** PASSAGE GIVEN **
Miles v. City of Chandler, 17335.
Court | United States Courts of Appeals. United States Court of Appeals (9th Circuit) |
Citation | 297 F.2d 690 |
Docket Number | No. 17335.,17335. |
Parties | Melvin MILES, Appellant v. CITY OF CHANDLER, a Municipal Corporation, Appellee. |
Decision Date | 13 December 1961 |
297 F.2d 690 (1961)
Melvin MILES, Appellant
v.
CITY OF CHANDLER, a Municipal Corporation, Appellee.
No. 17335.
United States Court of Appeals Ninth Circuit.
December 13, 1961.
Jack C. Cavness and Roy R. Carson, Phoenix, Ariz., for appellant.
Snell & Wilmer by Mark Wilmer, Phoenix, Ariz., and Harold L. Kautz, City Atty., Chandler, Ariz., for appellee.
Before POPE, JERTBERG and DUNIWAY, Circuit Judges.
PER CURIAM.
In this Arizona personal injury case brought in Federal Court because of diversity of citizenship, judgment of dismissal was entered in favor of the City of Chandler on the ground that the amended complaint upon which the plaintiff elected to stand fails to state a claim against the city upon which relief can be granted.

** PROBLEM **
Copy out the Miles v. City of Chandler opinion starting at "Court | United" and ending at "December 13, 1961.", changing every "Appellee" to "Respondent".

** DATA LINES **

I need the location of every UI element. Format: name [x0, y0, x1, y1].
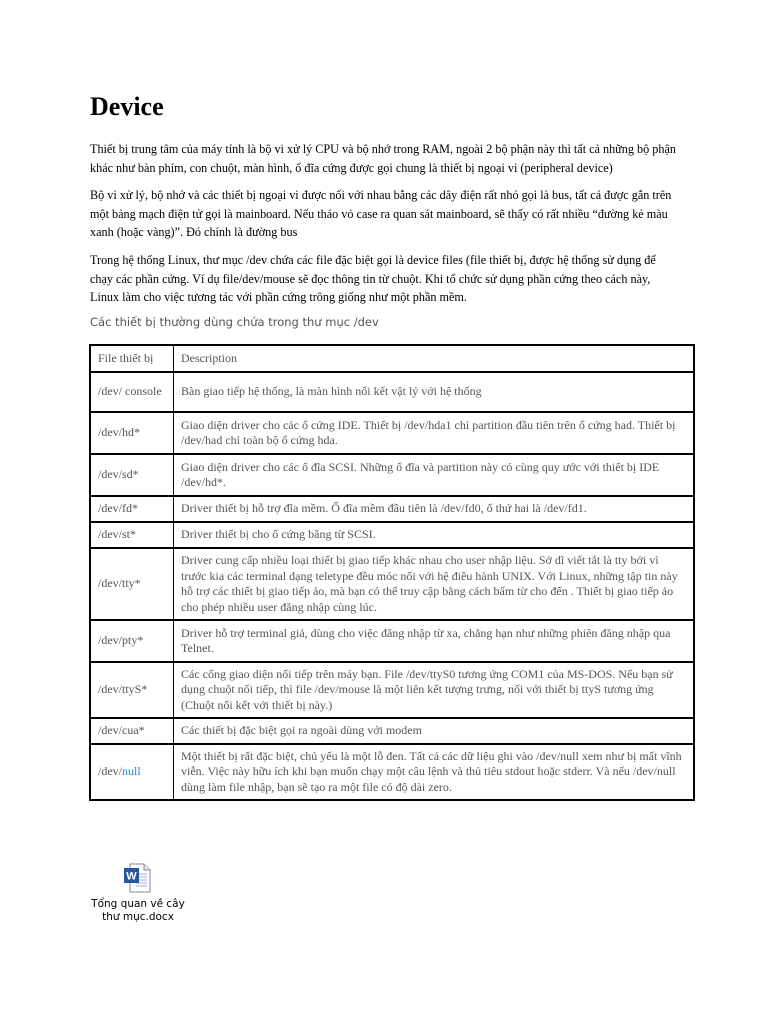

** RESULT FOR THIS EXERCISE **
Court | United States Courts of Appeals. United States Court of Appeals (9th Circuit) |
Citation | 297 F.2d 690 |
Docket Number | No. 17335.,17335. |
Parties | Melvin MILES, Appellant v. CITY OF CHANDLER, a Municipal Corporation, Respondent. |
Decision Date | 13 December 1961 |
297 F.2d 690 (1961)
Melvin MILES, Appellant
v.
CITY OF CHANDLER, a Municipal Corporation, Respondent.
No. 17335.
United States Court of Appeals Ninth Circuit.
December 13, 1961.